— DATA SHOWN —
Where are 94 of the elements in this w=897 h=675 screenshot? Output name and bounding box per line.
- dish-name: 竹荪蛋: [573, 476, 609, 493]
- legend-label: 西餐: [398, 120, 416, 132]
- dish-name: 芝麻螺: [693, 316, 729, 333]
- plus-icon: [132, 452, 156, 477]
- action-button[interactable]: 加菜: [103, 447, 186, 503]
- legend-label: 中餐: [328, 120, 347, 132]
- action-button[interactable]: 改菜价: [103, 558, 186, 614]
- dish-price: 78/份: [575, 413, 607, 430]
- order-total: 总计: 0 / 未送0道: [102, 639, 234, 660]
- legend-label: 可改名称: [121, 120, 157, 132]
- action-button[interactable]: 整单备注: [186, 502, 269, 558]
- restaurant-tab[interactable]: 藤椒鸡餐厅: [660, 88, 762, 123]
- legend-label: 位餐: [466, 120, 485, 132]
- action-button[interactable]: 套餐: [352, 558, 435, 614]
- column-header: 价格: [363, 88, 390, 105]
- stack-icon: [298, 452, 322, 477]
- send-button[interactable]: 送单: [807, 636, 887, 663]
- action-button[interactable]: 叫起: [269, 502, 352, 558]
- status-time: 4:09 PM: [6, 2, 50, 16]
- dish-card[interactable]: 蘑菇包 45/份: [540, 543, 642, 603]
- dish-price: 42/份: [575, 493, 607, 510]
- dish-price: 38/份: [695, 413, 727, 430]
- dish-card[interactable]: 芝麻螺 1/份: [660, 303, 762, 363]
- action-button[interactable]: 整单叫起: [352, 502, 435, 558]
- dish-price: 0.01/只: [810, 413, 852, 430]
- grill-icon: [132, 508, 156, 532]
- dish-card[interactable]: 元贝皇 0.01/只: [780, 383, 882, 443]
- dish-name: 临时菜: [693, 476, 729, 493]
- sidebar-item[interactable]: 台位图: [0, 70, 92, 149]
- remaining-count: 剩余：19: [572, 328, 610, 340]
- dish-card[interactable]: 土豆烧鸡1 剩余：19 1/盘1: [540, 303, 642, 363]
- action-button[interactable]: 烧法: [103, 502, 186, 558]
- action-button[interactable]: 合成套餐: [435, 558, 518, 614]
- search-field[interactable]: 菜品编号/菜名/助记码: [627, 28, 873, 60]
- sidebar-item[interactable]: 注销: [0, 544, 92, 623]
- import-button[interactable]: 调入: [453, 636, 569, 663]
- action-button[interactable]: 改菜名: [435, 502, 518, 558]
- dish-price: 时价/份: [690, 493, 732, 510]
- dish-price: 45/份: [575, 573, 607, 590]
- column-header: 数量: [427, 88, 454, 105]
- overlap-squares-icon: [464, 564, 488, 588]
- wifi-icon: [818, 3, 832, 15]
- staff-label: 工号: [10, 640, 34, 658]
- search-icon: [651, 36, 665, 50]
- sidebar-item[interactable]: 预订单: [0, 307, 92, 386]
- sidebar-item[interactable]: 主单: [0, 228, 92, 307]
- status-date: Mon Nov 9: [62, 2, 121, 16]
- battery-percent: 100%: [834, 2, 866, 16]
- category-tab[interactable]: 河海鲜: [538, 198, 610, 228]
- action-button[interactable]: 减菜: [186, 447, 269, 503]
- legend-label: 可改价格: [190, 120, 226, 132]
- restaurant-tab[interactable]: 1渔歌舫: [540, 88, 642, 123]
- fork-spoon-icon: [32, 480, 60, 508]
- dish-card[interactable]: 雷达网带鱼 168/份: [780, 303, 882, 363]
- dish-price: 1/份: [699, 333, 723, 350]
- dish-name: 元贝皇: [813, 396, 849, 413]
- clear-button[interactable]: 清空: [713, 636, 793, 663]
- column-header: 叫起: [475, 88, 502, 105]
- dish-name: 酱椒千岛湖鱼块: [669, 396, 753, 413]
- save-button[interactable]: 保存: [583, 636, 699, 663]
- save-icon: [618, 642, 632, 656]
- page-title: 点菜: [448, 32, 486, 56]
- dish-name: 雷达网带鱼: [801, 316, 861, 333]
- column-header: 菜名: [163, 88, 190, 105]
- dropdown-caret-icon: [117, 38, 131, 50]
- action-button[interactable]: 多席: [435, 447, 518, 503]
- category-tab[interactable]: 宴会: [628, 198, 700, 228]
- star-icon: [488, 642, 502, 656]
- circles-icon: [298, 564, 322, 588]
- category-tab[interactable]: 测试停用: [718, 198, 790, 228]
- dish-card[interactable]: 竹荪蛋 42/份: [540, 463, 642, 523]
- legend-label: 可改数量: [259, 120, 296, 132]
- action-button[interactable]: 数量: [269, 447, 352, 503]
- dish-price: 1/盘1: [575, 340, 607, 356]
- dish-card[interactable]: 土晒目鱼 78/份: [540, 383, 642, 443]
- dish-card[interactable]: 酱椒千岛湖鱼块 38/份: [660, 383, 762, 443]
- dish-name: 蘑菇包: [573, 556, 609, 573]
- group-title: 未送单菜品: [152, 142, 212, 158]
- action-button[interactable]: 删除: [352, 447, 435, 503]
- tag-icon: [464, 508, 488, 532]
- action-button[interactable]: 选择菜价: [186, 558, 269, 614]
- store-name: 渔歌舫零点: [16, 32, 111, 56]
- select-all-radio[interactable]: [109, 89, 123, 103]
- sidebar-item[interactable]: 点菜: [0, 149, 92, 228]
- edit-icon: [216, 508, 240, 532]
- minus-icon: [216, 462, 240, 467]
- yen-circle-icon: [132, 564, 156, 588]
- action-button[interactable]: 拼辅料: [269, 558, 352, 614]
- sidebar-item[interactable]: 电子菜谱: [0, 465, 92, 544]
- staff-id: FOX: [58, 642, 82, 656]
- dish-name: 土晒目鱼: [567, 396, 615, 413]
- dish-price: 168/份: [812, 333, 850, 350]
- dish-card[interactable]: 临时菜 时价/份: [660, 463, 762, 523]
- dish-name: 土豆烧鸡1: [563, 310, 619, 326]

— THE PROBLEM —
Reproduce every line of the data above verbatim, keeping the original order.

— CORRECT OUTPUT —
Where are 94 of the elements in this w=897 h=675 screenshot? Output name and bounding box per line.
- dish-name: 竹荪蛋: [573, 476, 609, 493]
- legend-label: 西餐: [398, 120, 416, 132]
- dish-name: 芝麻螺: [693, 316, 729, 333]
- plus-icon: [132, 452, 156, 477]
- action-button[interactable]: 加菜: [103, 447, 186, 503]
- legend-label: 中餐: [328, 120, 347, 132]
- action-button[interactable]: 改菜价: [103, 558, 186, 614]
- dish-price: 78/份: [575, 413, 607, 430]
- order-total: 总计: 0 / 未送0道: [102, 639, 234, 660]
- legend-label: 可改名称: [121, 120, 157, 132]
- action-button[interactable]: 整单备注: [186, 502, 269, 558]
- restaurant-tab[interactable]: 藤椒鸡餐厅: [660, 88, 762, 123]
- legend-label: 位餐: [466, 120, 485, 132]
- action-button[interactable]: 套餐: [352, 558, 435, 614]
- column-header: 价格: [363, 88, 390, 105]
- stack-icon: [298, 452, 322, 477]
- send-button[interactable]: 送单: [807, 636, 887, 663]
- action-button[interactable]: 叫起: [269, 502, 352, 558]
- status-time: 4:09 PM: [6, 2, 50, 16]
- dish-card[interactable]: 蘑菇包 45/份: [540, 543, 642, 603]
- dish-price: 42/份: [575, 493, 607, 510]
- dish-price: 38/份: [695, 413, 727, 430]
- dish-card[interactable]: 芝麻螺 1/份: [660, 303, 762, 363]
- action-button[interactable]: 整单叫起: [352, 502, 435, 558]
- dish-price: 0.01/只: [810, 413, 852, 430]
- grill-icon: [132, 508, 156, 532]
- dish-card[interactable]: 元贝皇 0.01/只: [780, 383, 882, 443]
- dish-name: 临时菜: [693, 476, 729, 493]
- sidebar-item[interactable]: 台位图: [0, 70, 92, 149]
- remaining-count: 剩余：19: [572, 328, 610, 340]
- dish-card[interactable]: 土豆烧鸡1 剩余：19 1/盘1: [540, 303, 642, 363]
- action-button[interactable]: 烧法: [103, 502, 186, 558]
- action-button[interactable]: 合成套餐: [435, 558, 518, 614]
- search-field[interactable]: 菜品编号/菜名/助记码: [627, 28, 873, 60]
- sidebar-item[interactable]: 注销: [0, 544, 92, 623]
- import-button[interactable]: 调入: [453, 636, 569, 663]
- action-button[interactable]: 改菜名: [435, 502, 518, 558]
- dish-price: 时价/份: [690, 493, 732, 510]
- dish-price: 45/份: [575, 573, 607, 590]
- column-header: 数量: [427, 88, 454, 105]
- overlap-squares-icon: [464, 564, 488, 588]
- wifi-icon: [818, 3, 832, 15]
- staff-label: 工号: [10, 640, 34, 658]
- search-icon: [651, 36, 665, 50]
- sidebar-item[interactable]: 预订单: [0, 307, 92, 386]
- sidebar-item[interactable]: 主单: [0, 228, 92, 307]
- status-date: Mon Nov 9: [62, 2, 121, 16]
- battery-percent: 100%: [834, 2, 866, 16]
- category-tab[interactable]: 河海鲜: [538, 198, 610, 228]
- action-button[interactable]: 减菜: [186, 447, 269, 503]
- legend-label: 可改价格: [190, 120, 226, 132]
- restaurant-tab[interactable]: 1渔歌舫: [540, 88, 642, 123]
- fork-spoon-icon: [32, 480, 60, 508]
- dish-card[interactable]: 雷达网带鱼 168/份: [780, 303, 882, 363]
- dish-price: 1/份: [699, 333, 723, 350]
- dish-name: 元贝皇: [813, 396, 849, 413]
- clear-button[interactable]: 清空: [713, 636, 793, 663]
- column-header: 叫起: [475, 88, 502, 105]
- dish-name: 酱椒千岛湖鱼块: [669, 396, 753, 413]
- save-button[interactable]: 保存: [583, 636, 699, 663]
- save-icon: [618, 642, 632, 656]
- page-title: 点菜: [448, 32, 486, 56]
- dish-name: 雷达网带鱼: [801, 316, 861, 333]
- column-header: 菜名: [163, 88, 190, 105]
- dropdown-caret-icon: [117, 38, 131, 50]
- action-button[interactable]: 多席: [435, 447, 518, 503]
- category-tab[interactable]: 宴会: [628, 198, 700, 228]
- star-icon: [488, 642, 502, 656]
- circles-icon: [298, 564, 322, 588]
- category-tab[interactable]: 测试停用: [718, 198, 790, 228]
- dish-card[interactable]: 竹荪蛋 42/份: [540, 463, 642, 523]
- legend-label: 可改数量: [259, 120, 296, 132]
- action-button[interactable]: 数量: [269, 447, 352, 503]
- dish-price: 1/盘1: [575, 340, 607, 356]
- dish-card[interactable]: 土晒目鱼 78/份: [540, 383, 642, 443]
- dish-card[interactable]: 酱椒千岛湖鱼块 38/份: [660, 383, 762, 443]
- dish-name: 蘑菇包: [573, 556, 609, 573]
- group-title: 未送单菜品: [152, 142, 212, 158]
- action-button[interactable]: 删除: [352, 447, 435, 503]
- tag-icon: [464, 508, 488, 532]
- action-button[interactable]: 选择菜价: [186, 558, 269, 614]
- store-name: 渔歌舫零点: [16, 32, 111, 56]
- select-all-radio[interactable]: [109, 89, 123, 103]
- sidebar-item[interactable]: 点菜: [0, 149, 92, 228]
- edit-icon: [216, 508, 240, 532]
- minus-icon: [216, 462, 240, 467]
- yen-circle-icon: [132, 564, 156, 588]
- action-button[interactable]: 拼辅料: [269, 558, 352, 614]
- sidebar-item[interactable]: 电子菜谱: [0, 465, 92, 544]
- staff-id: FOX: [58, 642, 82, 656]
- dish-name: 土晒目鱼: [567, 396, 615, 413]
- dish-price: 168/份: [812, 333, 850, 350]
- dish-card[interactable]: 临时菜 时价/份: [660, 463, 762, 523]
- dish-name: 土豆烧鸡1: [563, 310, 619, 326]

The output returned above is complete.